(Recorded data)
_ _ _
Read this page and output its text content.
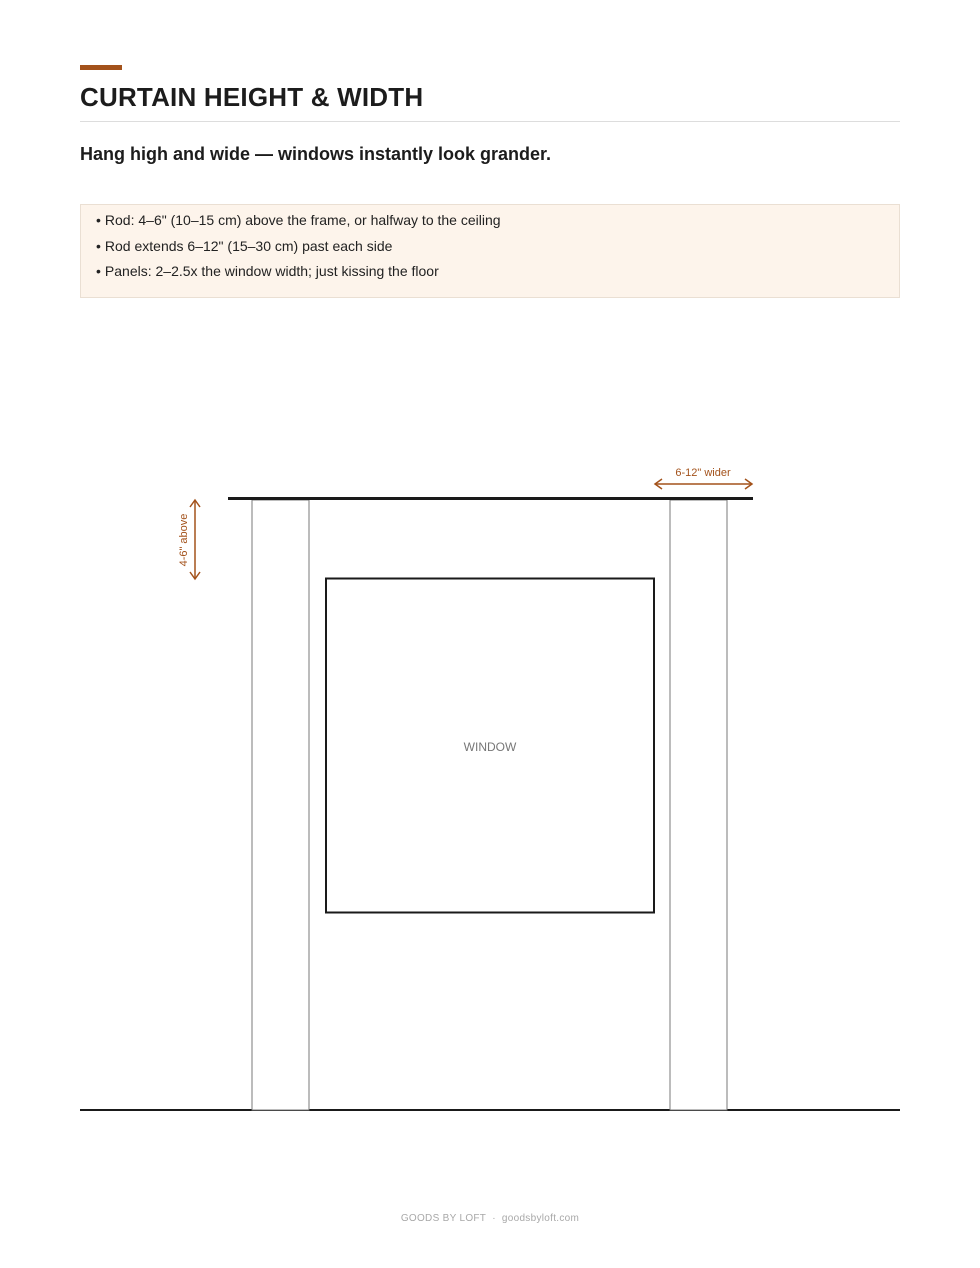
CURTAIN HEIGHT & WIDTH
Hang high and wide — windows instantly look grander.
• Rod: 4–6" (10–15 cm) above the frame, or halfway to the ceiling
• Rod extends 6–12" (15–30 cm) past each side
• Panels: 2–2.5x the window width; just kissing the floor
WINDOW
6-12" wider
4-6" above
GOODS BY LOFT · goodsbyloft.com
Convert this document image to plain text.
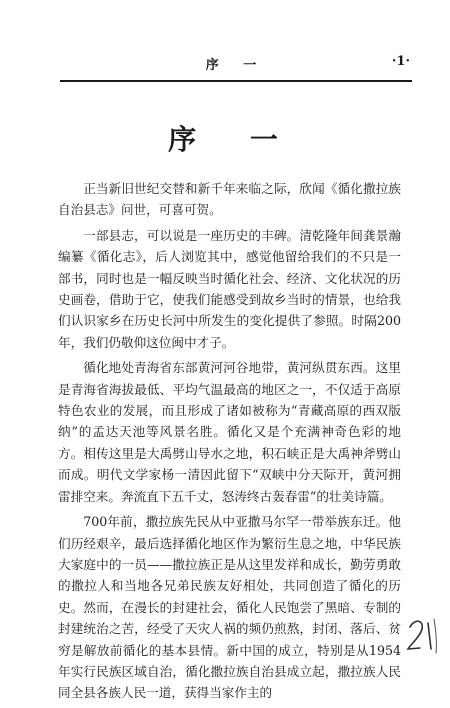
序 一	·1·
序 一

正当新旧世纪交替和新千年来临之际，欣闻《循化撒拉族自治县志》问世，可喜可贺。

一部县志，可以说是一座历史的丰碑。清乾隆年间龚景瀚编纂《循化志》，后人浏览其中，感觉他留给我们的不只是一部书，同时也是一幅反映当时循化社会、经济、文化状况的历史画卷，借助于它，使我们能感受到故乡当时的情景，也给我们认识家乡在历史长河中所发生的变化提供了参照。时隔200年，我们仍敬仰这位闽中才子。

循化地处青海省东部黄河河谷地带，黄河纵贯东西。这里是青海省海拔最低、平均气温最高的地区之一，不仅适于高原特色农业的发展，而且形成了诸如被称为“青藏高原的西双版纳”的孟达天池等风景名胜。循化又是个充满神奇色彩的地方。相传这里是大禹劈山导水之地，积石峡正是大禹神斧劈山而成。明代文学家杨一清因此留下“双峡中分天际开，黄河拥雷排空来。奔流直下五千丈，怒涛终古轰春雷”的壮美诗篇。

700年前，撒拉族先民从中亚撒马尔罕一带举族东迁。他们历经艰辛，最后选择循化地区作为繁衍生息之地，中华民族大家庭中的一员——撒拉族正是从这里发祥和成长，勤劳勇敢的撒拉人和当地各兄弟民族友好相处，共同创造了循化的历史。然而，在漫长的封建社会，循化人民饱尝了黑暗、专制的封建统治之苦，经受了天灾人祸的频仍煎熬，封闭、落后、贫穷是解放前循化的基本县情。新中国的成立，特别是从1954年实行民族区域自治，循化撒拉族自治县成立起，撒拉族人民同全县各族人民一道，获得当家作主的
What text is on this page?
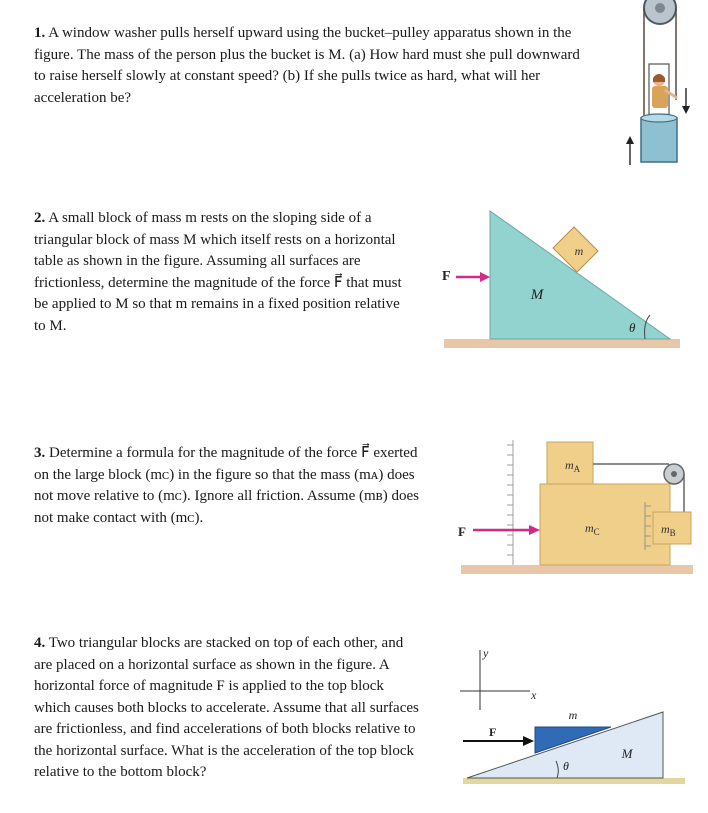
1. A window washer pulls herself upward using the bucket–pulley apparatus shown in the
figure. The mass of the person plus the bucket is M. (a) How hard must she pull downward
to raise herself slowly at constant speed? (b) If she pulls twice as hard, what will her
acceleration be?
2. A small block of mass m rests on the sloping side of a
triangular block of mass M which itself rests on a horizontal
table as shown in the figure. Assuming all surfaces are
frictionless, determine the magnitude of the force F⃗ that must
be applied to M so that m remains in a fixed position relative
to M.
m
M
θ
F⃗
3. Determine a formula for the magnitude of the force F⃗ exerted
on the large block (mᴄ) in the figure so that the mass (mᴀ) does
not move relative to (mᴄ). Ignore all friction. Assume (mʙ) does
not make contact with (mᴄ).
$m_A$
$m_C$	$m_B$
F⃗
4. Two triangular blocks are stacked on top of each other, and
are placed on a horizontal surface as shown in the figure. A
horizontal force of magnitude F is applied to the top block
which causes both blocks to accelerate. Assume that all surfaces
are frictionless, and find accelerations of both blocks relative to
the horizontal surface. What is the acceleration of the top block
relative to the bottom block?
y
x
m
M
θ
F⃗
_ _ _
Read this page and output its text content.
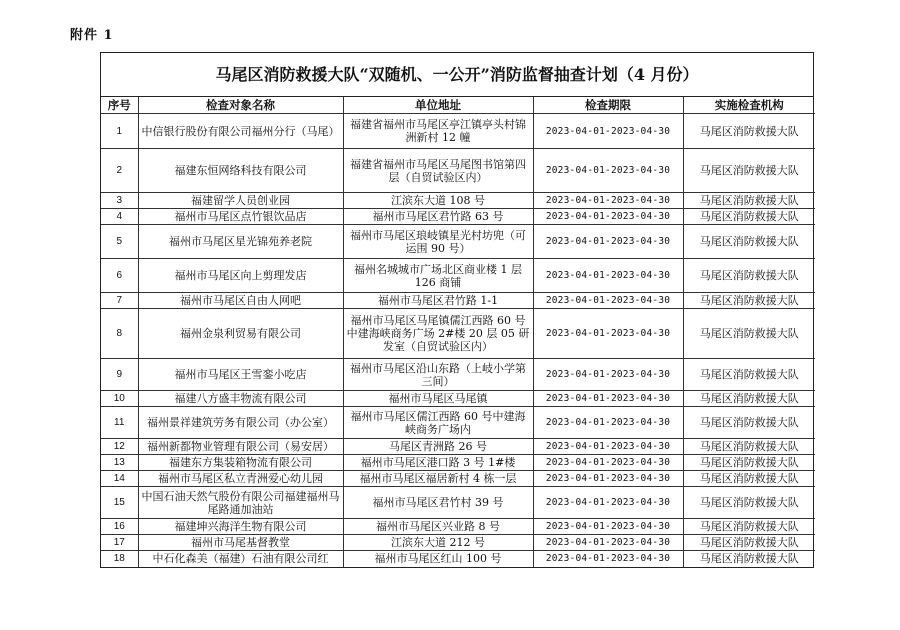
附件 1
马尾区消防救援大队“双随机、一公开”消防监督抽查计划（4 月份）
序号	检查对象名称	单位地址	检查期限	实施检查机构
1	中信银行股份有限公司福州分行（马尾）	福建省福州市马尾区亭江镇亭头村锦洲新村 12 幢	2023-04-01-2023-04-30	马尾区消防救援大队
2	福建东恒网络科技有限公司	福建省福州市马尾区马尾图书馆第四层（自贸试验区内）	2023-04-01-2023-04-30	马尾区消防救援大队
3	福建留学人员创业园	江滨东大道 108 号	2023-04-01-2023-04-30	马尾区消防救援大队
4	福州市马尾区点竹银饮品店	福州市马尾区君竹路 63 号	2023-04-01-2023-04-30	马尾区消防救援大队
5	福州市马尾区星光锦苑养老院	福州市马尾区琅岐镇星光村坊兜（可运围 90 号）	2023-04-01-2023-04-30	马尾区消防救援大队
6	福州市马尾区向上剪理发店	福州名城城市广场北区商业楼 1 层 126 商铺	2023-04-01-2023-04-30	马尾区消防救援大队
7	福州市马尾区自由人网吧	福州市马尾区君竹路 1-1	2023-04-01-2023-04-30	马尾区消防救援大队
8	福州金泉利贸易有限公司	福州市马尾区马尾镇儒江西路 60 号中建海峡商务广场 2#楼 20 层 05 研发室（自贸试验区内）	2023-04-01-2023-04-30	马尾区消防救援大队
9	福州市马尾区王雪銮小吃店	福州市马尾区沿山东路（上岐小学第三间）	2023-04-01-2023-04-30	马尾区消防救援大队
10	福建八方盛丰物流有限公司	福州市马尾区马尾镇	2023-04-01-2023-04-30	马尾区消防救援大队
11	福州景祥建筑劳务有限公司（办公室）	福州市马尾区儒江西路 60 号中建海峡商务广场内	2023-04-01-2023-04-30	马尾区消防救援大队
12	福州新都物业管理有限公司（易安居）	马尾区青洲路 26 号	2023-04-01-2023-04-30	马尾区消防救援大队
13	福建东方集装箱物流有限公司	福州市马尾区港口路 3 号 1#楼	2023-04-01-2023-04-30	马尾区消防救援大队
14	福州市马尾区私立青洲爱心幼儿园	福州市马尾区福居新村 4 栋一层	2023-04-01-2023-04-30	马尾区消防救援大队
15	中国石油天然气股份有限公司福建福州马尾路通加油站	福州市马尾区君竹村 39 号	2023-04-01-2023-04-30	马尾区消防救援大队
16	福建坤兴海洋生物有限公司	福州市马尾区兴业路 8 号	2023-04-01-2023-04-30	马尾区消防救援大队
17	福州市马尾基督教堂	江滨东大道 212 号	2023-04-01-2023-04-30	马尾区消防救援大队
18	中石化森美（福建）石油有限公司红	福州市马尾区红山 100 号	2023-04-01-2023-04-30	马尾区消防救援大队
_ _ _
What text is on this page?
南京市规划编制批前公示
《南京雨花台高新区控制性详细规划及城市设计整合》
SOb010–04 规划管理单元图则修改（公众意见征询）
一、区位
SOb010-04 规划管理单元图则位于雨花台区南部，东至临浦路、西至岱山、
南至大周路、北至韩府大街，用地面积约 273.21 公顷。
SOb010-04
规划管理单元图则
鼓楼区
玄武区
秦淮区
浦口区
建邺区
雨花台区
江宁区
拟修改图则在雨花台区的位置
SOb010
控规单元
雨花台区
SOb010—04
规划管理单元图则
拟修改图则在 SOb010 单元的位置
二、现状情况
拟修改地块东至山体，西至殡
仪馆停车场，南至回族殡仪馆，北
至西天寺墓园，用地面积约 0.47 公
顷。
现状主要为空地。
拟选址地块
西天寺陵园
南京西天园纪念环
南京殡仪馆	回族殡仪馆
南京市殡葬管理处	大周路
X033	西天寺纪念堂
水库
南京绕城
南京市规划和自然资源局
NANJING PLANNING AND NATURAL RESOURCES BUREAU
_ _ _
Look for the word "force" and return every line where it occurs.

EXPECTED OUTPUT |
frictionless, determine the magnitude of the force F⃗ that must
3. Determine a formula for the magnitude of the force F⃗ exerted
horizontal force of magnitude F is applied to the top block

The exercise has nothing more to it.